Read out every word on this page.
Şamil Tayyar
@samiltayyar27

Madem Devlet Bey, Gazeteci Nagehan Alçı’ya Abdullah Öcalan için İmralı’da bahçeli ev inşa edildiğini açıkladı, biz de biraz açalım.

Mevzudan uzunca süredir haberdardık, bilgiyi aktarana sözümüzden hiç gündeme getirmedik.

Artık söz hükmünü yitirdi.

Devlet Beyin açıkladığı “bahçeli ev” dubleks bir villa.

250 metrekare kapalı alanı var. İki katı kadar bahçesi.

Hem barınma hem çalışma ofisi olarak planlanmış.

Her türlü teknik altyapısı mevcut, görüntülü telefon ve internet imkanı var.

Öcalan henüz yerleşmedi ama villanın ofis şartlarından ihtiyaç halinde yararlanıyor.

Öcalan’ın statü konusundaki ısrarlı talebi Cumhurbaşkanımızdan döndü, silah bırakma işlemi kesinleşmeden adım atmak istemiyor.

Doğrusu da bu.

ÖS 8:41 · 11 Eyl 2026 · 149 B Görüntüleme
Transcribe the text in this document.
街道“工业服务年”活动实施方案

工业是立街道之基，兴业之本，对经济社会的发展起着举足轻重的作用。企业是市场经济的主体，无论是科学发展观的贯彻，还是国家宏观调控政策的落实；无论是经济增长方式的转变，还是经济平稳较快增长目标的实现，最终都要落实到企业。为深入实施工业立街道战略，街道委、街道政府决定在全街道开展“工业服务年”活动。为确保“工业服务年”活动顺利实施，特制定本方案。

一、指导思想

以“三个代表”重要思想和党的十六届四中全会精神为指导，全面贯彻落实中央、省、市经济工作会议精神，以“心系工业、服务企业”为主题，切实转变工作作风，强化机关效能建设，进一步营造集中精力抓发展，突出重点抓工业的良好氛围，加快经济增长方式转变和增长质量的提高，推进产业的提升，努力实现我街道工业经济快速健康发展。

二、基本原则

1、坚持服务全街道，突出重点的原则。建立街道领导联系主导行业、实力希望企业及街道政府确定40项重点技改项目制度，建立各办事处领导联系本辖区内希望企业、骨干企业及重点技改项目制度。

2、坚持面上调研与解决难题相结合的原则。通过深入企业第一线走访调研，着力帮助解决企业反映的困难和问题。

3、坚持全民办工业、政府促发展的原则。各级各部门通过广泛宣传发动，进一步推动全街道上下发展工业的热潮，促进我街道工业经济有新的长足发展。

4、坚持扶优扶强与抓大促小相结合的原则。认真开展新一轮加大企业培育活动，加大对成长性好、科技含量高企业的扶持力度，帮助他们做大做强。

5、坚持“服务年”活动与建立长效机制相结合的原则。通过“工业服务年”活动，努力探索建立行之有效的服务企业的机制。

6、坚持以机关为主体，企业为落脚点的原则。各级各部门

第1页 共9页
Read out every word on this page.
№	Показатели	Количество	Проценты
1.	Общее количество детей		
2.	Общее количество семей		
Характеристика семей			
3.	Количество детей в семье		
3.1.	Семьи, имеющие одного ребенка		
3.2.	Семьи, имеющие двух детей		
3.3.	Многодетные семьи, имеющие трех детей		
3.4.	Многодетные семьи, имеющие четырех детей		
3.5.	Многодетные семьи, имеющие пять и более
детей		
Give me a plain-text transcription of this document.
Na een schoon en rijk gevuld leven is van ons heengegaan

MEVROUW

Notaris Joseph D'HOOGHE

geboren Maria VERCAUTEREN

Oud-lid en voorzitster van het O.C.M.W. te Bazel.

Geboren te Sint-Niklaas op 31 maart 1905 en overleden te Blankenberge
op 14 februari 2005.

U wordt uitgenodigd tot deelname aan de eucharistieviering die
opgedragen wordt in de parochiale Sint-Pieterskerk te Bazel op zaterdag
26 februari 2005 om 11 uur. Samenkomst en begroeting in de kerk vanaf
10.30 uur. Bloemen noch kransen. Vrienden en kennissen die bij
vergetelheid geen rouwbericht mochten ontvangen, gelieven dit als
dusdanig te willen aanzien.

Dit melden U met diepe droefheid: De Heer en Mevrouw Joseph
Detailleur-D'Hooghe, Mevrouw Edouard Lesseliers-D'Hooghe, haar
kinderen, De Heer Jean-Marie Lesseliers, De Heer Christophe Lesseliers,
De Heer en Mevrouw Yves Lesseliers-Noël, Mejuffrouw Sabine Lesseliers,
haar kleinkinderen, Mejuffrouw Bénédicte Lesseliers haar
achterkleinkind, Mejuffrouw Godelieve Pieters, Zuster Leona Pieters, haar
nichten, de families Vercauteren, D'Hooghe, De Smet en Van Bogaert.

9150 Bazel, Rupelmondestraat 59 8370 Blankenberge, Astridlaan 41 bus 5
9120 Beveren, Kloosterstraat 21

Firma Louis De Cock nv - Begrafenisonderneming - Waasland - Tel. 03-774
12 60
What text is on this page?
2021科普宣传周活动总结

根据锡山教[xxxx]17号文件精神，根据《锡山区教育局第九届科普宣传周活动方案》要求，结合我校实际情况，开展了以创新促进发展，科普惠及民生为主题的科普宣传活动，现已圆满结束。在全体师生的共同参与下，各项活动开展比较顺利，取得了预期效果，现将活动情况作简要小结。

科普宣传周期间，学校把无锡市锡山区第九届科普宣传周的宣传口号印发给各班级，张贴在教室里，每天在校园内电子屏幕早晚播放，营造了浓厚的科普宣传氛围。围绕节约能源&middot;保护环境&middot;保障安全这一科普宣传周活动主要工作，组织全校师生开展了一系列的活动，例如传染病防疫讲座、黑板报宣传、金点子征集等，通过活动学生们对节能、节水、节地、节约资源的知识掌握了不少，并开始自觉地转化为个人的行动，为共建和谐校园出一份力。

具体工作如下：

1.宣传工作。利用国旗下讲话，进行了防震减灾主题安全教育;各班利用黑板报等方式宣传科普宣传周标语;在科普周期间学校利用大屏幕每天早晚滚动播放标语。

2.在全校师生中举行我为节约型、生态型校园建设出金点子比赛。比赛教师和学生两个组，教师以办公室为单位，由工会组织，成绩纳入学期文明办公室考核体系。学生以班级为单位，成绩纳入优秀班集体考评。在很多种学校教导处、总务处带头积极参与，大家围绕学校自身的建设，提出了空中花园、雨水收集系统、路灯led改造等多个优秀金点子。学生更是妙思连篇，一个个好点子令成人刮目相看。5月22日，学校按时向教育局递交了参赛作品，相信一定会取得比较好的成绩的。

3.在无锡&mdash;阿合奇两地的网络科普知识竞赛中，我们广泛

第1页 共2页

◆ What to work on
Every line containing the string "имеющие" must be listed.

◆ Solved exercise
3.1.	Семьи, имеющие одного ребенка		
3.2.	Семьи, имеющие двух детей		
3.3.	Многодетные семьи, имеющие трех детей		
3.4.	Многодетные семьи, имеющие четырех детей		
3.5.	Многодетные семьи, имеющие пять и более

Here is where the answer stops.